Return the records word for word from their beginning through the line containing "The vacuum pump 12 is at (473, 683).", including that line.

Stored records:

####################

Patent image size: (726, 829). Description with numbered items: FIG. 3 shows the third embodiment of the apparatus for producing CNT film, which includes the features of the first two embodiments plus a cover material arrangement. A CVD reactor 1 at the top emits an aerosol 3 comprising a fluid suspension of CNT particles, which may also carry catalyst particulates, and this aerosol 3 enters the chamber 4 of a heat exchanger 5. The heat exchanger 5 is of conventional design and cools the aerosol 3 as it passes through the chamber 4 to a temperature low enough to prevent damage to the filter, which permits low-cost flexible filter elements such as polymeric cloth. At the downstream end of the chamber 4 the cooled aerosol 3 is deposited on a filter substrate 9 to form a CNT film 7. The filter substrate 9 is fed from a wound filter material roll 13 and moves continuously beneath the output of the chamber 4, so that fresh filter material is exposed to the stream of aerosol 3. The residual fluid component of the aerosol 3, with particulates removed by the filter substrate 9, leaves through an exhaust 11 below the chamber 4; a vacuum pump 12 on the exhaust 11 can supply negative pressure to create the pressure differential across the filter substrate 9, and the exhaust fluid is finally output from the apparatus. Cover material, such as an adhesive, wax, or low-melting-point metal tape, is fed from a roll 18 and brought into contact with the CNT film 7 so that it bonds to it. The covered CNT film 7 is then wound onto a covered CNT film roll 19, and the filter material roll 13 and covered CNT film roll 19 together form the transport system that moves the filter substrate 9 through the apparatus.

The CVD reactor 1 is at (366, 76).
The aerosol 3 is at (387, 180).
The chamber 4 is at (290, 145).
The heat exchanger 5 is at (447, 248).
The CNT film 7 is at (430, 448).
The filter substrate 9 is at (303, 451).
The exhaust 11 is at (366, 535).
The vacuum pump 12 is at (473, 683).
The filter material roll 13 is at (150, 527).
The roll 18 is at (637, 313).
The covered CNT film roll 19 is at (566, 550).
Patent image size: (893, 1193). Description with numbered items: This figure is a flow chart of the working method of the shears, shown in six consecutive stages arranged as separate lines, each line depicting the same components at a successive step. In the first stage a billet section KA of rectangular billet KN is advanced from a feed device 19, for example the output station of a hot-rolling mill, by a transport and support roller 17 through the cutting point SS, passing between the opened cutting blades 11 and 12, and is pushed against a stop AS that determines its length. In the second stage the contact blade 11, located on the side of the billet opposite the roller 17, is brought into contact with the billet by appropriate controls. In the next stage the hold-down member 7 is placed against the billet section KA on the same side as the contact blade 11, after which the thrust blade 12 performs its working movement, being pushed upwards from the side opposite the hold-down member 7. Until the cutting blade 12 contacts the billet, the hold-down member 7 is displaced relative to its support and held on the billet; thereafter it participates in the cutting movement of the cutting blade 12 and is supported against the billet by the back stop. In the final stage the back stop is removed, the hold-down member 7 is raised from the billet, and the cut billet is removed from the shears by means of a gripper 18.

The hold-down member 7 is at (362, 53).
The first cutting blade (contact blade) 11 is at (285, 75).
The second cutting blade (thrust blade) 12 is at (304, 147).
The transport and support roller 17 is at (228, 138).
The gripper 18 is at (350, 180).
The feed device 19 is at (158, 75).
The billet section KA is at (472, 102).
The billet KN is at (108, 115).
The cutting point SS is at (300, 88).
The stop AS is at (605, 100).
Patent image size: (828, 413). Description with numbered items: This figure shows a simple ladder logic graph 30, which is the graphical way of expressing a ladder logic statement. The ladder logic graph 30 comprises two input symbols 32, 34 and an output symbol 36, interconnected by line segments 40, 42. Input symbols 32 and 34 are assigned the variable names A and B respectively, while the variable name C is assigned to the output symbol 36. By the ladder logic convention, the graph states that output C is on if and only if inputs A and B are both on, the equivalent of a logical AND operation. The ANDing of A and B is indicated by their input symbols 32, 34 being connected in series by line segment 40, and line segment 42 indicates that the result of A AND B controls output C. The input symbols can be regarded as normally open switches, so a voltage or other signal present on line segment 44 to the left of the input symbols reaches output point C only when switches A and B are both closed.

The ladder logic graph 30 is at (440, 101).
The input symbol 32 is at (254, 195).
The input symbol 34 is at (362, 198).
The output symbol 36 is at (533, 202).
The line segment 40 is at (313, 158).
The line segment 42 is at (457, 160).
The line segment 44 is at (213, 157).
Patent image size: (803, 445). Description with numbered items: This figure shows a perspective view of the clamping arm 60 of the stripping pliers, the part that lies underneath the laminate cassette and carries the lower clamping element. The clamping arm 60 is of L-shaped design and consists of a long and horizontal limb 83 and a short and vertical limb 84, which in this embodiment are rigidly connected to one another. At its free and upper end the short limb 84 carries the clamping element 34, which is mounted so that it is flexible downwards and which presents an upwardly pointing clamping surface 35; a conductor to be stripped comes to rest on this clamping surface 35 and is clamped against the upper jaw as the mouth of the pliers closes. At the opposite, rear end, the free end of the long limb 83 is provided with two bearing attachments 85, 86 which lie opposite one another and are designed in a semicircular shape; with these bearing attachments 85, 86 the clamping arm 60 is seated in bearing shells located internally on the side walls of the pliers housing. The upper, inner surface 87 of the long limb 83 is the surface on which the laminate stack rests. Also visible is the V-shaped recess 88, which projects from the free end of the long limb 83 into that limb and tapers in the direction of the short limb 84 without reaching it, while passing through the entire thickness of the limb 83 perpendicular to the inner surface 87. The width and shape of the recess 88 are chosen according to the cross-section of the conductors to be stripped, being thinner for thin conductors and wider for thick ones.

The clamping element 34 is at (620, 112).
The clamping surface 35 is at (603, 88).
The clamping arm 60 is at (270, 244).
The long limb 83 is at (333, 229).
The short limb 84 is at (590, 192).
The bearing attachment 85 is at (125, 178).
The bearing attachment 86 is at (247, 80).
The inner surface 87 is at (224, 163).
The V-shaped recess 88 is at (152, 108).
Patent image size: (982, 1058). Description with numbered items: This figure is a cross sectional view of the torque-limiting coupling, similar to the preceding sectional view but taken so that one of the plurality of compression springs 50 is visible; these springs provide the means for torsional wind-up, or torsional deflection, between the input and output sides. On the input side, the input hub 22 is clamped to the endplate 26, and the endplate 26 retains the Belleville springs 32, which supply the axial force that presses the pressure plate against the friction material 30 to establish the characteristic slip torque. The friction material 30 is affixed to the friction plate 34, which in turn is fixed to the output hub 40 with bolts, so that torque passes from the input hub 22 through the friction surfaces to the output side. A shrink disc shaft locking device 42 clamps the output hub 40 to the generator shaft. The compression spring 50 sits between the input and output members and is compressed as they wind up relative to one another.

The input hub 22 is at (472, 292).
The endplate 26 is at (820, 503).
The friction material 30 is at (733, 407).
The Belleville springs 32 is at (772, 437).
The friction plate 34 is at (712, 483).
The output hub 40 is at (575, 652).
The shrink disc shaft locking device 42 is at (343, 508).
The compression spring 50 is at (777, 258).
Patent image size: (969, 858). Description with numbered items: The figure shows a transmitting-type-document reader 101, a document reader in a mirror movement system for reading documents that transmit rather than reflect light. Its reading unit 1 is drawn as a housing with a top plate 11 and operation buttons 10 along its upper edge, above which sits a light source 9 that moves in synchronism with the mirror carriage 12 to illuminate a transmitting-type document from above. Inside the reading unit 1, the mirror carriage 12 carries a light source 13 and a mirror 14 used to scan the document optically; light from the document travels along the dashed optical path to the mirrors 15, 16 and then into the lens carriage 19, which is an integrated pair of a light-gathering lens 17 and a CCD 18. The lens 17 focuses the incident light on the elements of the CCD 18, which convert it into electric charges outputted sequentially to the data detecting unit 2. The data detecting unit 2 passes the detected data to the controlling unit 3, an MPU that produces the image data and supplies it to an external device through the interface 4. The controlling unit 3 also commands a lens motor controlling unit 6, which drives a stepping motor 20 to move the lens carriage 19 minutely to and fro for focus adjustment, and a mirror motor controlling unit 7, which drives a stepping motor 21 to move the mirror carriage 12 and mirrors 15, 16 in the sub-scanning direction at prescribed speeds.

####################

RESPONSE TO THE EXERCISE:
Patent image size: (726, 829). Description with numbered items: FIG. 3 shows the third embodiment of the apparatus for producing CNT film, which includes the features of the first two embodiments plus a cover material arrangement. A CVD reactor 1 at the top emits an aerosol 3 comprising a fluid suspension of CNT particles, which may also carry catalyst particulates, and this aerosol 3 enters the chamber 4 of a heat exchanger 5. The heat exchanger 5 is of conventional design and cools the aerosol 3 as it passes through the chamber 4 to a temperature low enough to prevent damage to the filter, which permits low-cost flexible filter elements such as polymeric cloth. At the downstream end of the chamber 4 the cooled aerosol 3 is deposited on a filter substrate 9 to form a CNT film 7. The filter substrate 9 is fed from a wound filter material roll 13 and moves continuously beneath the output of the chamber 4, so that fresh filter material is exposed to the stream of aerosol 3. The residual fluid component of the aerosol 3, with particulates removed by the filter substrate 9, leaves through an exhaust 11 below the chamber 4; a vacuum pump 12 on the exhaust 11 can supply negative pressure to create the pressure differential across the filter substrate 9, and the exhaust fluid is finally output from the apparatus. Cover material, such as an adhesive, wax, or low-melting-point metal tape, is fed from a roll 18 and brought into contact with the CNT film 7 so that it bonds to it. The covered CNT film 7 is then wound onto a covered CNT film roll 19, and the filter material roll 13 and covered CNT film roll 19 together form the transport system that moves the filter substrate 9 through the apparatus.

The CVD reactor 1 is at (366, 76).
The aerosol 3 is at (387, 180).
The chamber 4 is at (290, 145).
The heat exchanger 5 is at (447, 248).
The CNT film 7 is at (430, 448).
The filter substrate 9 is at (303, 451).
The exhaust 11 is at (366, 535).
The vacuum pump 12 is at (473, 683).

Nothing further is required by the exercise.